WHAT THE TASK ASKS: What's needed: every entry, printed exactly, minus the images.

GIVEN DATA Start Marker

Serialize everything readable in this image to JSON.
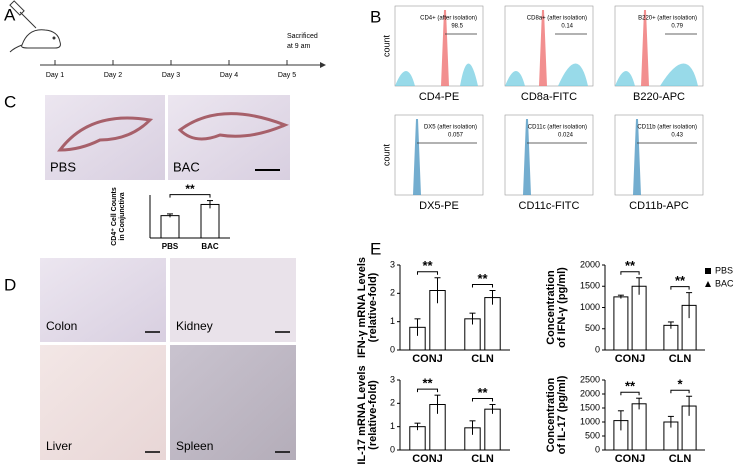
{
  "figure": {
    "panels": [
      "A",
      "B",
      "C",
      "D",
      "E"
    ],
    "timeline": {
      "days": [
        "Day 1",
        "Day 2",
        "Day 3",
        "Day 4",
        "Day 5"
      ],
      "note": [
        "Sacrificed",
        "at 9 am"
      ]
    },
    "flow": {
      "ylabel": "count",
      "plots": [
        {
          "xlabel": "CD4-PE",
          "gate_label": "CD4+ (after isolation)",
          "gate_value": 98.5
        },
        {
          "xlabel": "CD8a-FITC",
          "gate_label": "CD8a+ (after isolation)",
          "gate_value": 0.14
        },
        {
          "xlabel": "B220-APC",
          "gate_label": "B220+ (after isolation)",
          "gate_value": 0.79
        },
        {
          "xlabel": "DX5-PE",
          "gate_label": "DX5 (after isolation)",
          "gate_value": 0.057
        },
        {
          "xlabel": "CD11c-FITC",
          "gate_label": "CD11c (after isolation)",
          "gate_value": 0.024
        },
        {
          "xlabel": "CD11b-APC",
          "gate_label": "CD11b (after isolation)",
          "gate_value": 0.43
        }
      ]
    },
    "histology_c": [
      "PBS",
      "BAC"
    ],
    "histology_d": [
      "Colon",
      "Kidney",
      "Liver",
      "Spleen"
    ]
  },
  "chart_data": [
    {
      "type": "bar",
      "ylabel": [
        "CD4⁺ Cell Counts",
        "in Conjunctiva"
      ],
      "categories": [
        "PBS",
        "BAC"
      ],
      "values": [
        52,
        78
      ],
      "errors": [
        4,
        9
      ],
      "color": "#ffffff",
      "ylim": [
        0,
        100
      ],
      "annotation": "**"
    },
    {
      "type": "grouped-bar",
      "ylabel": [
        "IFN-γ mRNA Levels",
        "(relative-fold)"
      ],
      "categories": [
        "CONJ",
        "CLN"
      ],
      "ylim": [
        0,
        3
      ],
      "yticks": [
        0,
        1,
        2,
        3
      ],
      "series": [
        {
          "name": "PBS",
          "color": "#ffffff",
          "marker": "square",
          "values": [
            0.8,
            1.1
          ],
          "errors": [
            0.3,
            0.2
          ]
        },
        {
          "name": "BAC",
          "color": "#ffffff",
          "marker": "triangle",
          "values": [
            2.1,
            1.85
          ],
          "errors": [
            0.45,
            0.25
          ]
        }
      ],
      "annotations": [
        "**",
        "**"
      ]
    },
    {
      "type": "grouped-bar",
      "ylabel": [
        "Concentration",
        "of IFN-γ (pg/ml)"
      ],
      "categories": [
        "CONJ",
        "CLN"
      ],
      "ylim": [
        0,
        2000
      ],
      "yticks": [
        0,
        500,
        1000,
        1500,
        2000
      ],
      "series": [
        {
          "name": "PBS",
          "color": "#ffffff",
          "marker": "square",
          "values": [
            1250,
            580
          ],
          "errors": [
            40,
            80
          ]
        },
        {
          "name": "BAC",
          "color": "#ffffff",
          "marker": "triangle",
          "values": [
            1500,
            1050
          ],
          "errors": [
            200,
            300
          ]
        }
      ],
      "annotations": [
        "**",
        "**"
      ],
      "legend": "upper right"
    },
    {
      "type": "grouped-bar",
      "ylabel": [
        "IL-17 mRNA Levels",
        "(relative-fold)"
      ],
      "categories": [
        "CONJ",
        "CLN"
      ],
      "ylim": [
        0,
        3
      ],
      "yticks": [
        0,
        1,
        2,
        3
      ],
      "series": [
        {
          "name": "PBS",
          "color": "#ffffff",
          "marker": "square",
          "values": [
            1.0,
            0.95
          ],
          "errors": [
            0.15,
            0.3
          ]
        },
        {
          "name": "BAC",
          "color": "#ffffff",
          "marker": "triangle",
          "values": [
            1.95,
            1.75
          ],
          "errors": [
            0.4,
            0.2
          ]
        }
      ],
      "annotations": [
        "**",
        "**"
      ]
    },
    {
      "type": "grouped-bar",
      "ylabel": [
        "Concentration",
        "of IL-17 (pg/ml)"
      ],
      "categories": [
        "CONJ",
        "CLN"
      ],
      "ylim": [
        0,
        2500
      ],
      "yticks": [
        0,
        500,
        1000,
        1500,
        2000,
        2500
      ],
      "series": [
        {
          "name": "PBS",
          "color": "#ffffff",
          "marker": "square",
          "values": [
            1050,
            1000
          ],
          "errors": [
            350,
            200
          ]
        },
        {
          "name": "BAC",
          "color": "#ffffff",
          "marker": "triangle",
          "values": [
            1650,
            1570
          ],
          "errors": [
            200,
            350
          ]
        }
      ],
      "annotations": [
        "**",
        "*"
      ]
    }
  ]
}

GIVEN DATA End Marker

TASK SOLUTION:
Serialize everything readable in this image to JSON.
{
  "figure": {
    "panels": [
      "A",
      "B",
      "C",
      "D",
      "E"
    ],
    "timeline": {
      "days": [
        "Day 1",
        "Day 2",
        "Day 3",
        "Day 4",
        "Day 5"
      ],
      "note": [
        "Sacrificed",
        "at 9 am"
      ]
    },
    "flow": {
      "ylabel": "count",
      "plots": [
        {
          "xlabel": "CD4-PE",
          "gate_label": "CD4+ (after isolation)",
          "gate_value": 98.5
        },
        {
          "xlabel": "CD8a-FITC",
          "gate_label": "CD8a+ (after isolation)",
          "gate_value": 0.14
        },
        {
          "xlabel": "B220-APC",
          "gate_label": "B220+ (after isolation)",
          "gate_value": 0.79
        },
        {
          "xlabel": "DX5-PE",
          "gate_label": "DX5 (after isolation)",
          "gate_value": 0.057
        },
        {
          "xlabel": "CD11c-FITC",
          "gate_label": "CD11c (after isolation)",
          "gate_value": 0.024
        },
        {
          "xlabel": "CD11b-APC",
          "gate_label": "CD11b (after isolation)",
          "gate_value": 0.43
        }
      ]
    },
    "histology_c": [
      "PBS",
      "BAC"
    ],
    "histology_d": [
      "Colon",
      "Kidney",
      "Liver",
      "Spleen"
    ]
  },
  "chart_data": [
    {
      "type": "bar",
      "ylabel": [
        "CD4⁺ Cell Counts",
        "in Conjunctiva"
      ],
      "categories": [
        "PBS",
        "BAC"
      ],
      "values": [
        52,
        78
      ],
      "errors": [
        4,
        9
      ],
      "color": "#ffffff",
      "ylim": [
        0,
        100
      ],
      "annotation": "**"
    },
    {
      "type": "grouped-bar",
      "ylabel": [
        "IFN-γ mRNA Levels",
        "(relative-fold)"
      ],
      "categories": [
        "CONJ",
        "CLN"
      ],
      "ylim": [
        0,
        3
      ],
      "yticks": [
        0,
        1,
        2,
        3
      ],
      "series": [
        {
          "name": "PBS",
          "color": "#ffffff",
          "marker": "square",
          "values": [
            0.8,
            1.1
          ],
          "errors": [
            0.3,
            0.2
          ]
        },
        {
          "name": "BAC",
          "color": "#ffffff",
          "marker": "triangle",
          "values": [
            2.1,
            1.85
          ],
          "errors": [
            0.45,
            0.25
          ]
        }
      ],
      "annotations": [
        "**",
        "**"
      ]
    },
    {
      "type": "grouped-bar",
      "ylabel": [
        "Concentration",
        "of IFN-γ (pg/ml)"
      ],
      "categories": [
        "CONJ",
        "CLN"
      ],
      "ylim": [
        0,
        2000
      ],
      "yticks": [
        0,
        500,
        1000,
        1500,
        2000
      ],
      "series": [
        {
          "name": "PBS",
          "color": "#ffffff",
          "marker": "square",
          "values": [
            1250,
            580
          ],
          "errors": [
            40,
            80
          ]
        },
        {
          "name": "BAC",
          "color": "#ffffff",
          "marker": "triangle",
          "values": [
            1500,
            1050
          ],
          "errors": [
            200,
            300
          ]
        }
      ],
      "annotations": [
        "**",
        "**"
      ],
      "legend": "upper right"
    },
    {
      "type": "grouped-bar",
      "ylabel": [
        "IL-17 mRNA Levels",
        "(relative-fold)"
      ],
      "categories": [
        "CONJ",
        "CLN"
      ],
      "ylim": [
        0,
        3
      ],
      "yticks": [
        0,
        1,
        2,
        3
      ],
      "series": [
        {
          "name": "PBS",
          "color": "#ffffff",
          "marker": "square",
          "values": [
            1.0,
            0.95
          ],
          "errors": [
            0.15,
            0.3
          ]
        },
        {
          "name": "BAC",
          "color": "#ffffff",
          "marker": "triangle",
          "values": [
            1.95,
            1.75
          ],
          "errors": [
            0.4,
            0.2
          ]
        }
      ],
      "annotations": [
        "**",
        "**"
      ]
    },
    {
      "type": "grouped-bar",
      "ylabel": [
        "Concentration",
        "of IL-17 (pg/ml)"
      ],
      "categories": [
        "CONJ",
        "CLN"
      ],
      "ylim": [
        0,
        2500
      ],
      "yticks": [
        0,
        500,
        1000,
        1500,
        2000,
        2500
      ],
      "series": [
        {
          "name": "PBS",
          "color": "#ffffff",
          "marker": "square",
          "values": [
            1050,
            1000
          ],
          "errors": [
            350,
            200
          ]
        },
        {
          "name": "BAC",
          "color": "#ffffff",
          "marker": "triangle",
          "values": [
            1650,
            1570
          ],
          "errors": [
            200,
            350
          ]
        }
      ],
      "annotations": [
        "**",
        "*"
      ]
    }
  ]
}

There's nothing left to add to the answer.